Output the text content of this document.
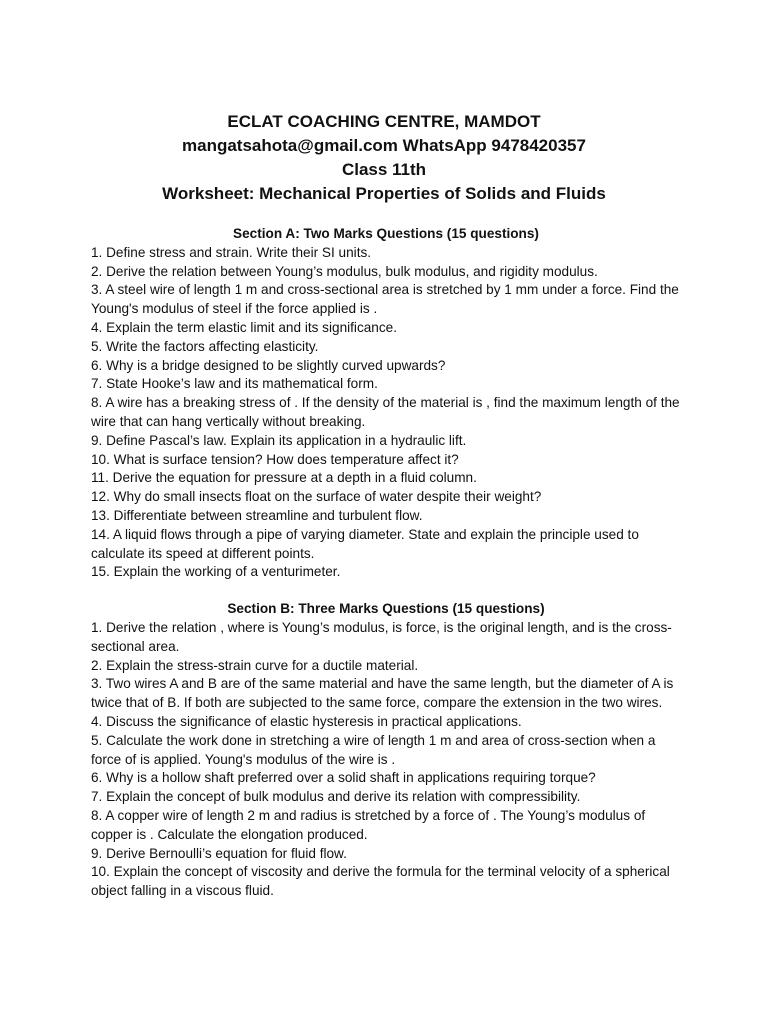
ECLAT COACHING CENTRE, MAMDOT

mangatsahota@gmail.com WhatsApp 9478420357

Class 11th

Worksheet: Mechanical Properties of Solids and Fluids

Section A: Two Marks Questions (15 questions)

1. Define stress and strain. Write their SI units.
2. Derive the relation between Young’s modulus, bulk modulus, and rigidity modulus.
3. A steel wire of length 1 m and cross-sectional area is stretched by 1 mm under a force. Find the Young's modulus of steel if the force applied is .
4. Explain the term elastic limit and its significance.
5. Write the factors affecting elasticity.
6. Why is a bridge designed to be slightly curved upwards?
7. State Hooke’s law and its mathematical form.
8. A wire has a breaking stress of . If the density of the material is , find the maximum length of the wire that can hang vertically without breaking.
9. Define Pascal’s law. Explain its application in a hydraulic lift.
10. What is surface tension? How does temperature affect it?
11. Derive the equation for pressure at a depth in a fluid column.
12. Why do small insects float on the surface of water despite their weight?
13. Differentiate between streamline and turbulent flow.
14. A liquid flows through a pipe of varying diameter. State and explain the principle used to calculate its speed at different points.
15. Explain the working of a venturimeter.

Section B: Three Marks Questions (15 questions)

1. Derive the relation , where is Young’s modulus, is force, is the original length, and is the cross-sectional area.
2. Explain the stress-strain curve for a ductile material.
3. Two wires A and B are of the same material and have the same length, but the diameter of A is twice that of B. If both are subjected to the same force, compare the extension in the two wires.
4. Discuss the significance of elastic hysteresis in practical applications.
5. Calculate the work done in stretching a wire of length 1 m and area of cross-section when a force of is applied. Young's modulus of the wire is .
6. Why is a hollow shaft preferred over a solid shaft in applications requiring torque?
7. Explain the concept of bulk modulus and derive its relation with compressibility.
8. A copper wire of length 2 m and radius is stretched by a force of . The Young’s modulus of copper is . Calculate the elongation produced.
9. Derive Bernoulli’s equation for fluid flow.
10. Explain the concept of viscosity and derive the formula for the terminal velocity of a spherical object falling in a viscous fluid.
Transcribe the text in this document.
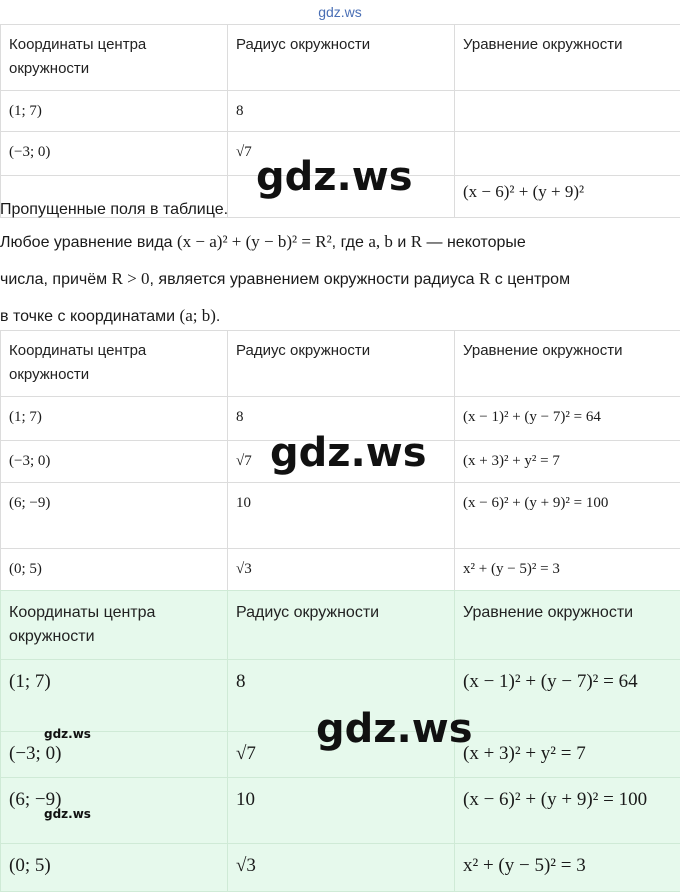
gdz.ws
Координаты центра окружности	Радиус окружности	Уравнение окружности
(1; 7)	8	
(−3; 0)	√7	
		(x − 6)² + (y + 9)²

Пропущенные поля в таблице.

Любое уравнение вида (x − a)² + (y − b)² = R², где a, b и R — некоторые

числа, причём R > 0, является уравнением окружности радиуса R с центром

в точке с координатами (a; b).

Координаты центра окружности	Радиус окружности	Уравнение окружности
(1; 7)	8	(x − 1)² + (y − 7)² = 64
(−3; 0)	√7	(x + 3)² + y² = 7
(6; −9)	10	(x − 6)² + (y + 9)² = 100
(0; 5)	√3	x² + (y − 5)² = 3
Координаты центра окружности	Радиус окружности	Уравнение окружности
(1; 7)	8	(x − 1)² + (y − 7)² = 64
(−3; 0)	√7	(x + 3)² + y² = 7
(6; −9)	10	(x − 6)² + (y + 9)² = 100
(0; 5)	√3	x² + (y − 5)² = 3
gdz.ws
gdz.ws
gdz.ws
gdz.ws
gdz.ws
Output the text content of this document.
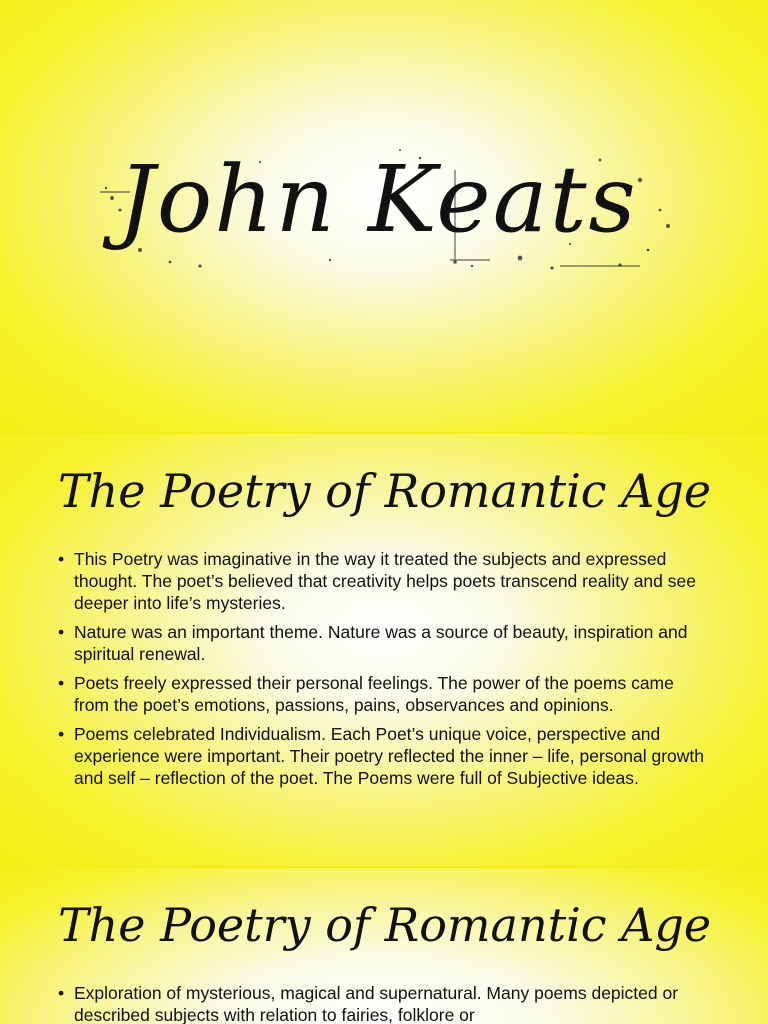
John Keats
The Poetry of Romantic Age
• This Poetry was imaginative in the way it treated the subjects and expressed thought. The poet’s believed that creativity helps poets transcend reality and see deeper into life’s mysteries.
• Nature was an important theme. Nature was a source of beauty, inspiration and spiritual renewal.
• Poets freely expressed their personal feelings. The power of the poems came from the poet’s emotions, passions, pains, observances and opinions.
• Poems celebrated Individualism. Each Poet’s unique voice, perspective and experience were important. Their poetry reflected the inner – life, personal growth and self – reflection of the poet. The Poems were full of Subjective ideas.
The Poetry of Romantic Age
• Exploration of mysterious, magical and supernatural. Many poems depicted or described subjects with relation to fairies, folklore or
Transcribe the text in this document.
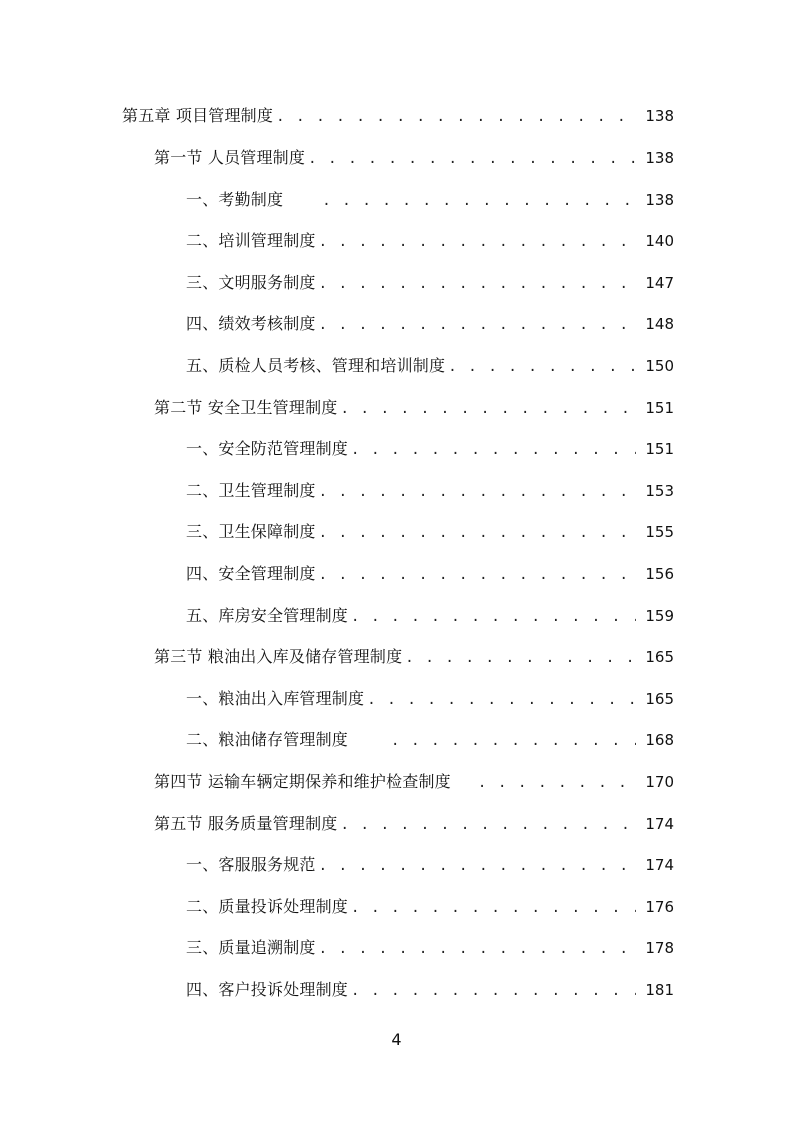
第五章 项目管理制度 . . .	138
第一节 人员管理制度 . . .	138
一、考勤制度 . . .	138
二、培训管理制度 . . .	140
三、文明服务制度 . . .	147
四、绩效考核制度 . . .	148
五、质检人员考核、管理和培训制度 . . .	150
第二节 安全卫生管理制度 . . .	151
一、安全防范管理制度 . . .	151
二、卫生管理制度 . . .	153
三、卫生保障制度 . . .	155
四、安全管理制度 . . .	156
五、库房安全管理制度 . . .	159
第三节 粮油出入库及储存管理制度 . . .	165
一、粮油出入库管理制度 . . .	165
二、粮油储存管理制度 . . .	168
第四节 运输车辆定期保养和维护检查制度 . . .	170
第五节 服务质量管理制度 . . .	174
一、客服服务规范 . . .	174
二、质量投诉处理制度 . . .	176
三、质量追溯制度 . . .	178
四、客户投诉处理制度 . . .	181
4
----
*Work required*: Pick out every line of the listing containing the word "bulk", and show those lines.

*Result of the task*:
2. Derive the relation between Young’s modulus, bulk modulus, and rigidity modulus.
7. Explain the concept of bulk modulus and derive its relation with compressibility.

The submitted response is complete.